» What you need to do:
From the excerpt on corporate representatives below, extract the passage that begins at the words "Corporate members are" and stops after the words "in (a) above.", reproducing it verbatim.

» Text excerpt:
....................

Corporate members are referred to the guidance issued by the Institute of Chartered Secretaries and Administrators on proxies and corporate representatives (www.icsa.org.uk) for further details of this procedure. The guidance includes a sample form of representation letter if the Chairman is being appointed as described in (a) above.

....................

Document understanding rows:
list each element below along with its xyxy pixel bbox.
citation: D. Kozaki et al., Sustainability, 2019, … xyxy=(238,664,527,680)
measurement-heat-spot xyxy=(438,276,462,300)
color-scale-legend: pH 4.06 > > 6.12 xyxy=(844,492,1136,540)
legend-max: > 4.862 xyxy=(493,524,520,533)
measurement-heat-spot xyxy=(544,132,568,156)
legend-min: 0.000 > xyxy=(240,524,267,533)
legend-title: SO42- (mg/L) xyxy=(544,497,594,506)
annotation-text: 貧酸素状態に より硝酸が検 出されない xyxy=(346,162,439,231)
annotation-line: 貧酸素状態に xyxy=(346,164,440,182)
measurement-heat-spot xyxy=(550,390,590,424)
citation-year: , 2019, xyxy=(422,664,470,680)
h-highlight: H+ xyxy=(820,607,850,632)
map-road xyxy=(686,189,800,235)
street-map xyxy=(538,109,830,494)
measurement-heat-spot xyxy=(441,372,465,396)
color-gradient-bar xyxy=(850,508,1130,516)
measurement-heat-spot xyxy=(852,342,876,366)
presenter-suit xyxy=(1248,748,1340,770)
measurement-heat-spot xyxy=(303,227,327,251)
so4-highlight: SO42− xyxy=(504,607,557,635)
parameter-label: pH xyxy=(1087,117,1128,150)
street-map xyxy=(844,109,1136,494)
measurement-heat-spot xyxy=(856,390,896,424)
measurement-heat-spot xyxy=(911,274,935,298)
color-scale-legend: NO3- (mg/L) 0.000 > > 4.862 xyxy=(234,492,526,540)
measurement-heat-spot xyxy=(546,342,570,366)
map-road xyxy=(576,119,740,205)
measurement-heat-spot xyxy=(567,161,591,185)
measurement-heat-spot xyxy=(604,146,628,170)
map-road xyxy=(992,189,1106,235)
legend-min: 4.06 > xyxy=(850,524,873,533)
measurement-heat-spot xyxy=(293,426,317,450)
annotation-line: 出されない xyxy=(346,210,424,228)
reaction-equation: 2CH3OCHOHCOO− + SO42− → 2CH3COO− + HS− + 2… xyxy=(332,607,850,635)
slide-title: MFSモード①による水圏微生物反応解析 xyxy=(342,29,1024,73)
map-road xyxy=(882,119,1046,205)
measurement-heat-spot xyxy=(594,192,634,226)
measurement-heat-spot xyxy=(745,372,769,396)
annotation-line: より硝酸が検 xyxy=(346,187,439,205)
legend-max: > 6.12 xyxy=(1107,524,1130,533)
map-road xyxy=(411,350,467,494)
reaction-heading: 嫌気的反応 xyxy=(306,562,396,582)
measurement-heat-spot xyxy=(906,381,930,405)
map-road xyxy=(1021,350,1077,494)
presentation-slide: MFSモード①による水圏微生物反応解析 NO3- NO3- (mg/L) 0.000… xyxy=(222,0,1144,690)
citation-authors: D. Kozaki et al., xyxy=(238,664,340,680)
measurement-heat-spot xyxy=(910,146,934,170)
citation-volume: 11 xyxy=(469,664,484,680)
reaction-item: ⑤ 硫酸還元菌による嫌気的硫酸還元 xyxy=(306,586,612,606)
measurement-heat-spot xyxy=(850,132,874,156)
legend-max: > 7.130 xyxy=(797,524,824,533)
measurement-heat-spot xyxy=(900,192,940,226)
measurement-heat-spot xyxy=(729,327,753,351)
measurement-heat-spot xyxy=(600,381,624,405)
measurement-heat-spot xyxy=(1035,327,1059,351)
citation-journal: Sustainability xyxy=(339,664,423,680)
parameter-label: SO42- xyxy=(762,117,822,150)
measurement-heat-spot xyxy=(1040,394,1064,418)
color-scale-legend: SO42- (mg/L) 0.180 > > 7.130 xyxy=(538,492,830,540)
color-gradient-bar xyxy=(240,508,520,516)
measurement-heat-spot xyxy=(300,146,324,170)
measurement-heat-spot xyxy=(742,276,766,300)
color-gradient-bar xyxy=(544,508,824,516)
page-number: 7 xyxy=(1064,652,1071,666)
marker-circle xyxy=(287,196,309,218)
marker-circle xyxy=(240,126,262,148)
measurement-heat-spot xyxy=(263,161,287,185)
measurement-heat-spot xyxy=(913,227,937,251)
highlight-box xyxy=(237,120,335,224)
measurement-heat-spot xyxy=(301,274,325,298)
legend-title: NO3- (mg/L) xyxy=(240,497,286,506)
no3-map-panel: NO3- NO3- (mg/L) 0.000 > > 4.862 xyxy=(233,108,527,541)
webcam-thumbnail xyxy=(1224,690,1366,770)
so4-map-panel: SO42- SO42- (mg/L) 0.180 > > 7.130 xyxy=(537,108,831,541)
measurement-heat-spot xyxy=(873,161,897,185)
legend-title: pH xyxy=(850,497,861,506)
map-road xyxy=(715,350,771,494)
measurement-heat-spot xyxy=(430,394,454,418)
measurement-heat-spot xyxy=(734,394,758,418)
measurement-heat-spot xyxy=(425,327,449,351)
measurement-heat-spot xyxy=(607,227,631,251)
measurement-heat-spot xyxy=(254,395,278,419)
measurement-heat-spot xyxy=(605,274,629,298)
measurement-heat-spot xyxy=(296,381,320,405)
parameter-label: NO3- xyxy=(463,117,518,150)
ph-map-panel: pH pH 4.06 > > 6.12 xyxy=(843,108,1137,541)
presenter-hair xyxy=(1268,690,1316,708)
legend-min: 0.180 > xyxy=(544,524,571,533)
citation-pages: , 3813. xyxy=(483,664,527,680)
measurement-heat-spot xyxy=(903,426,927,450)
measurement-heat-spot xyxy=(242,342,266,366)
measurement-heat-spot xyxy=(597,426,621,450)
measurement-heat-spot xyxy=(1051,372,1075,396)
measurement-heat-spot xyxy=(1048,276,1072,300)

....................

» Response to this task:
Corporate members are referred to the guidance issued by the Institute of Chartered Secretaries and Administrators on proxies and corporate representatives (www.icsa.org.uk) for further details of this procedure. The guidance includes a sample form of representation letter if the Chairman is being appointed as described in (a) above.